▶ [SUPPLIED ENTRIES]:
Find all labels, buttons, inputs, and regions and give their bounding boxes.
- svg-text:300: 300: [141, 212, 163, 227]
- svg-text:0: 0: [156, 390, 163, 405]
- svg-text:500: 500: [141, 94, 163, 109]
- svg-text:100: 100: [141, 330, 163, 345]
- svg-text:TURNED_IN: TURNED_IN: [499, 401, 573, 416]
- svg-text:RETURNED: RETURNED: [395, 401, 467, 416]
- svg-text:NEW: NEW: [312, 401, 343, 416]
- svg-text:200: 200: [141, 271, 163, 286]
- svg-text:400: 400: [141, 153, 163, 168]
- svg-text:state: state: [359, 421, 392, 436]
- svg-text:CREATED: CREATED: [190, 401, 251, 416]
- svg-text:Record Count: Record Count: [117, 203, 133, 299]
...
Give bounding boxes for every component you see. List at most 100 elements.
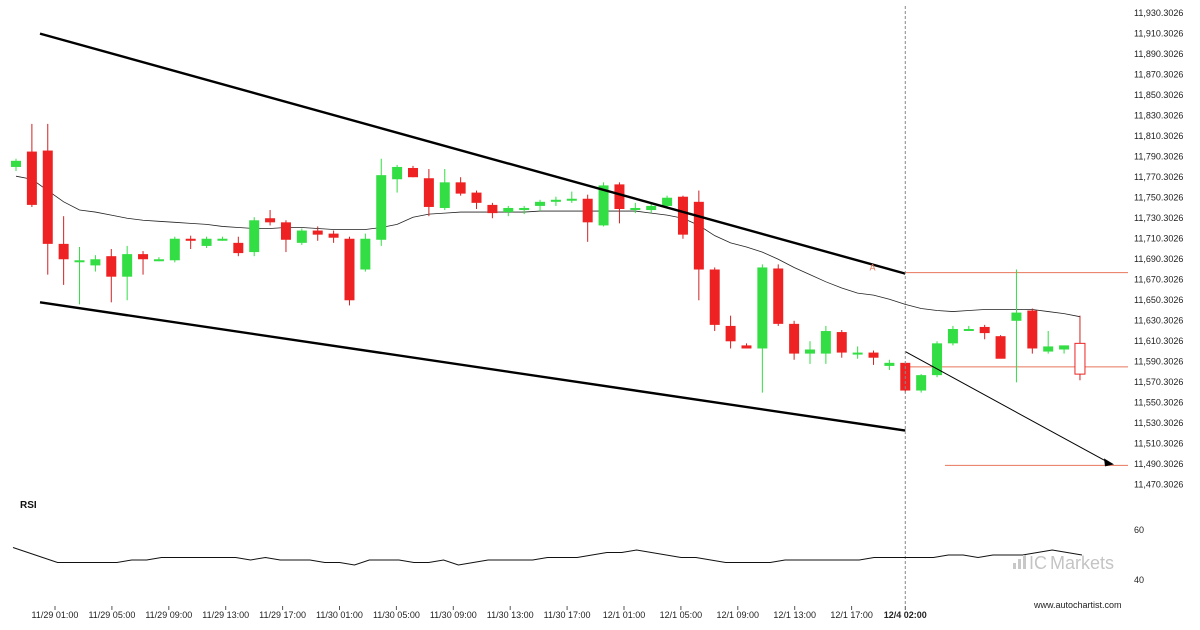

▶ [SHORT PROBLEM]: Give the data from the line containing "Find all labels, buttons, inputs, and" through the line containing "- svg-text:Record Count: Record", both included, as a Markdown table with the columns Row and Line. Number each row and omit blank lines.

▶ [ANSWER TO THIS PROBLEM]:
| Row | Line |
|---|---|
| 1 | Find all labels, buttons, inputs, and regions and give their bounding boxes. |
| 2 | - svg-text:300: 300: [141, 212, 163, 227] |
| 3 | - svg-text:0: 0: [156, 390, 163, 405] |
| 4 | - svg-text:500: 500: [141, 94, 163, 109] |
| 5 | - svg-text:100: 100: [141, 330, 163, 345] |
| 6 | - svg-text:TURNED_IN: TURNED_IN: [499, 401, 573, 416] |
| 7 | - svg-text:RETURNED: RETURNED: [395, 401, 467, 416] |
| 8 | - svg-text:NEW: NEW: [312, 401, 343, 416] |
| 9 | - svg-text:200: 200: [141, 271, 163, 286] |
| 10 | - svg-text:400: 400: [141, 153, 163, 168] |
| 11 | - svg-text:state: state: [359, 421, 392, 436] |
| 12 | - svg-text:CREATED: CREATED: [190, 401, 251, 416] |
| 13 | - svg-text:Record Count: Record Count: [117, 203, 133, 299] |